▶ _Requirements_:
Retype the material word for word.

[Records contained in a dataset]

· · · ·

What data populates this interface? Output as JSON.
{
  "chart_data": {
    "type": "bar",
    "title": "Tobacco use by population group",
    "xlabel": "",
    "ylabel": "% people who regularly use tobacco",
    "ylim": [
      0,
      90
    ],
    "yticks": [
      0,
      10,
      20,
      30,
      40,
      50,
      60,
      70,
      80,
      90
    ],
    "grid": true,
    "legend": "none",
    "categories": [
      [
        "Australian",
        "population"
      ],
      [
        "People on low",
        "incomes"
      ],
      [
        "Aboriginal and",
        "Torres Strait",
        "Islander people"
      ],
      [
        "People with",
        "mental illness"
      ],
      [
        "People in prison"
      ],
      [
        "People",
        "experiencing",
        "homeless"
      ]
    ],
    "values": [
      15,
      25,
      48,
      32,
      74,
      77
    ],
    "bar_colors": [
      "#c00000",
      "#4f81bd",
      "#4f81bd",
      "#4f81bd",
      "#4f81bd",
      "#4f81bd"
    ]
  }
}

· · · ·

▶ _Written response_:
What data populates this interface? Output as JSON.
{
  "chart_data": {
    "type": "bar",
    "title": "Tobacco use by population group",
    "xlabel": "",
    "ylabel": "% people who regularly use tobacco",
    "ylim": [
      0,
      90
    ],
    "yticks": [
      0,
      10,
      20,
      30,
      40,
      50,
      60,
      70,
      80,
      90
    ],
    "grid": true,
    "legend": "none",
    "categories": [
      [
        "Australian",
        "population"
      ],
      [
        "People on low",
        "incomes"
      ],
      [
        "Aboriginal and",
        "Torres Strait",
        "Islander people"
      ],
      [
        "People with",
        "mental illness"
      ],
      [
        "People in prison"
      ],
      [
        "People",
        "experiencing",
        "homeless"
      ]
    ],
    "values": [
      15,
      25,
      48,
      32,
      74,
      77
    ],
    "bar_colors": [
      "#c00000",
      "#4f81bd",
      "#4f81bd",
      "#4f81bd",
      "#4f81bd",
      "#4f81bd"
    ]
  }
}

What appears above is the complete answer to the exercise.